Count how many lines of the data include "emigrati". The answer is that number and nothing else.

++++ The data ++++

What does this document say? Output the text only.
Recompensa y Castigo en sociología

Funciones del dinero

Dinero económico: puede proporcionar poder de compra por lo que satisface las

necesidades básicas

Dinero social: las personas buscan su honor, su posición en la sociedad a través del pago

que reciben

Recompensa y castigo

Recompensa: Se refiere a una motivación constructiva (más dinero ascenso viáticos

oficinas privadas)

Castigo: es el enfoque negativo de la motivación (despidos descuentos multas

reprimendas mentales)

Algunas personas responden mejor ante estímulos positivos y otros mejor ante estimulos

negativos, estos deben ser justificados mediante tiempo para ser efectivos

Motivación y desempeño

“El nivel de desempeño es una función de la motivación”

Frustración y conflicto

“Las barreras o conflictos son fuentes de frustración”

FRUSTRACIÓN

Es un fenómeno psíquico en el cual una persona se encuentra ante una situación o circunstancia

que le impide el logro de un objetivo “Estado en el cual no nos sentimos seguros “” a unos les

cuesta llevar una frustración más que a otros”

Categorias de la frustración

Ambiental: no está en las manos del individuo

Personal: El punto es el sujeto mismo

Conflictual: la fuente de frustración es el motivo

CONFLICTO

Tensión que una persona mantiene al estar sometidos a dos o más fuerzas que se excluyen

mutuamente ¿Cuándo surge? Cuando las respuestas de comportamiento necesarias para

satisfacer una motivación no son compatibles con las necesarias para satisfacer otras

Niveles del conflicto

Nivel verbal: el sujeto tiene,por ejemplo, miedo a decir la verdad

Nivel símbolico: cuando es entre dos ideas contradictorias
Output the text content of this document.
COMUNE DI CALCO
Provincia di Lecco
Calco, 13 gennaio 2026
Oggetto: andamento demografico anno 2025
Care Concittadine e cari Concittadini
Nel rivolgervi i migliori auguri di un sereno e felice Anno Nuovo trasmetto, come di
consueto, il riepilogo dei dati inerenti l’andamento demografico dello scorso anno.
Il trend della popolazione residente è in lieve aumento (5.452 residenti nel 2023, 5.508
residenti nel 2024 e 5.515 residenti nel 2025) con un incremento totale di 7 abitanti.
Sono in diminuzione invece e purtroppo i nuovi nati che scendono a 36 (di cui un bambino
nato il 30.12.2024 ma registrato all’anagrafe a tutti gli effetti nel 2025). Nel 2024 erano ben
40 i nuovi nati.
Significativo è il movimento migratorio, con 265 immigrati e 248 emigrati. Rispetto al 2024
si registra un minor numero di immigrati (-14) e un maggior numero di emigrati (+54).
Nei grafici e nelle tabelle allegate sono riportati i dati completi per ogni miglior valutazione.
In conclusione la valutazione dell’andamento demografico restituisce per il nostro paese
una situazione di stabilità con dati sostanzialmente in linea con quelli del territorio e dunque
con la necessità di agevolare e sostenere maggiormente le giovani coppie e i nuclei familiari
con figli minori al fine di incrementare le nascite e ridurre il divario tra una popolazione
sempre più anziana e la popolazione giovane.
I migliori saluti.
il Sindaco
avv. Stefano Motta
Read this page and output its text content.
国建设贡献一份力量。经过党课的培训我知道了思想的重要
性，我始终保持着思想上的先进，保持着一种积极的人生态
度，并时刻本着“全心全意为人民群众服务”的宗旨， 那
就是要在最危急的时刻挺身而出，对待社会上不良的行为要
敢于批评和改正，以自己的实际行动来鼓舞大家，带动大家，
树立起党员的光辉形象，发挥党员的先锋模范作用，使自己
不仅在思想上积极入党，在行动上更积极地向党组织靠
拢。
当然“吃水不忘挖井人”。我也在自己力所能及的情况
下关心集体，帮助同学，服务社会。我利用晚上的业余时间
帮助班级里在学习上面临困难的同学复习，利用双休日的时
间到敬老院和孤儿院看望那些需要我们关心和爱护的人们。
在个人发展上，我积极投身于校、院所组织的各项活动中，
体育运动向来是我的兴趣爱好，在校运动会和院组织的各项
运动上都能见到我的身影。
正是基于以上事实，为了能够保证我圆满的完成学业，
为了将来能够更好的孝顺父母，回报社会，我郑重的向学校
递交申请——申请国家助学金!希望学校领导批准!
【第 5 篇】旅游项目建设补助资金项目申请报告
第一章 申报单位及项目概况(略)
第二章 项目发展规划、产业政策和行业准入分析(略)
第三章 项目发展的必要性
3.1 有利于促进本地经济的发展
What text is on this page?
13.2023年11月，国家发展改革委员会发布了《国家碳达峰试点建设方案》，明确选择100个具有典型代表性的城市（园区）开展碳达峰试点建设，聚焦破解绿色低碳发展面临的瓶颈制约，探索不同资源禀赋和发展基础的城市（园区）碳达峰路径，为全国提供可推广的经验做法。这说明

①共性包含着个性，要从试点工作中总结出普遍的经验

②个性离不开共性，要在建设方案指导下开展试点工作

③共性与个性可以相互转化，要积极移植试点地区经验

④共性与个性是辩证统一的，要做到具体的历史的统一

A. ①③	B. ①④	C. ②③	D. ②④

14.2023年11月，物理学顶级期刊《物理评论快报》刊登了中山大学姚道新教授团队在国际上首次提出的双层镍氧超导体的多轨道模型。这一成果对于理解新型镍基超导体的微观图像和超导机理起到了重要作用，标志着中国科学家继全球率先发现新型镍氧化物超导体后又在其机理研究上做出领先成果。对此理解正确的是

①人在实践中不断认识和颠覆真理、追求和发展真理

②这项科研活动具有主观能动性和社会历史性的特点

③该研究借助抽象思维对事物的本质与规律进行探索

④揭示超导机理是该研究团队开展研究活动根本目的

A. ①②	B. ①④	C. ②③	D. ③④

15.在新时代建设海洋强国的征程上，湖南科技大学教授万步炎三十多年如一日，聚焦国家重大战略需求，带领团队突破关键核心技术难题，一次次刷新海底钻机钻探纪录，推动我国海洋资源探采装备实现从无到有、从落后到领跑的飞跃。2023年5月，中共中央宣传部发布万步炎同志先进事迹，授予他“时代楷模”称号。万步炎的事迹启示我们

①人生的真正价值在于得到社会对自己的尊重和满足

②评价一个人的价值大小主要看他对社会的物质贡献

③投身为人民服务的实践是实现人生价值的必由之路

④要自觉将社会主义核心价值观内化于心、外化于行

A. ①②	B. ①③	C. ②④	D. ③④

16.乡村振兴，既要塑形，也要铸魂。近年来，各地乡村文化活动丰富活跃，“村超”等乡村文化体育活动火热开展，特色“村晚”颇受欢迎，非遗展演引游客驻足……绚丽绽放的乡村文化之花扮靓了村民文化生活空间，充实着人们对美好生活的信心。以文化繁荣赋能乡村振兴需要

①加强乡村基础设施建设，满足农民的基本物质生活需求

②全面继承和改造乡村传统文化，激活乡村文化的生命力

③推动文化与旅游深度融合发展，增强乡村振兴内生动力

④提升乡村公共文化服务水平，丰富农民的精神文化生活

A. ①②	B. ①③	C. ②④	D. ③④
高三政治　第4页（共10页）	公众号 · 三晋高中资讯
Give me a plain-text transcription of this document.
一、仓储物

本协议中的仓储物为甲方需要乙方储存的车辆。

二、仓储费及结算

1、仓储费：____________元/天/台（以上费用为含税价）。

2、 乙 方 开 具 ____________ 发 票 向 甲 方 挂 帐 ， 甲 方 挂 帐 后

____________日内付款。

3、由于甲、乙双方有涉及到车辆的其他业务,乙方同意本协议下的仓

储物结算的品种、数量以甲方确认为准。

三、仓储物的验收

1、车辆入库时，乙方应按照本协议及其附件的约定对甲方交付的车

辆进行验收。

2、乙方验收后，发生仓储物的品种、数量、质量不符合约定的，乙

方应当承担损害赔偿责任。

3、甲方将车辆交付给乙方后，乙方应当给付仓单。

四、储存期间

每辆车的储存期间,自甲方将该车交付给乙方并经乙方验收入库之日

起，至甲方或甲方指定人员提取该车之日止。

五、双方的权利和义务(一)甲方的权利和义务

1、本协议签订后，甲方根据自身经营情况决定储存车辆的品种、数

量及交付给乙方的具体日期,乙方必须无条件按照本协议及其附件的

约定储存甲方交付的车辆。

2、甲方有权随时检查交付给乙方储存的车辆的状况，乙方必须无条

++++

Problem solution —
2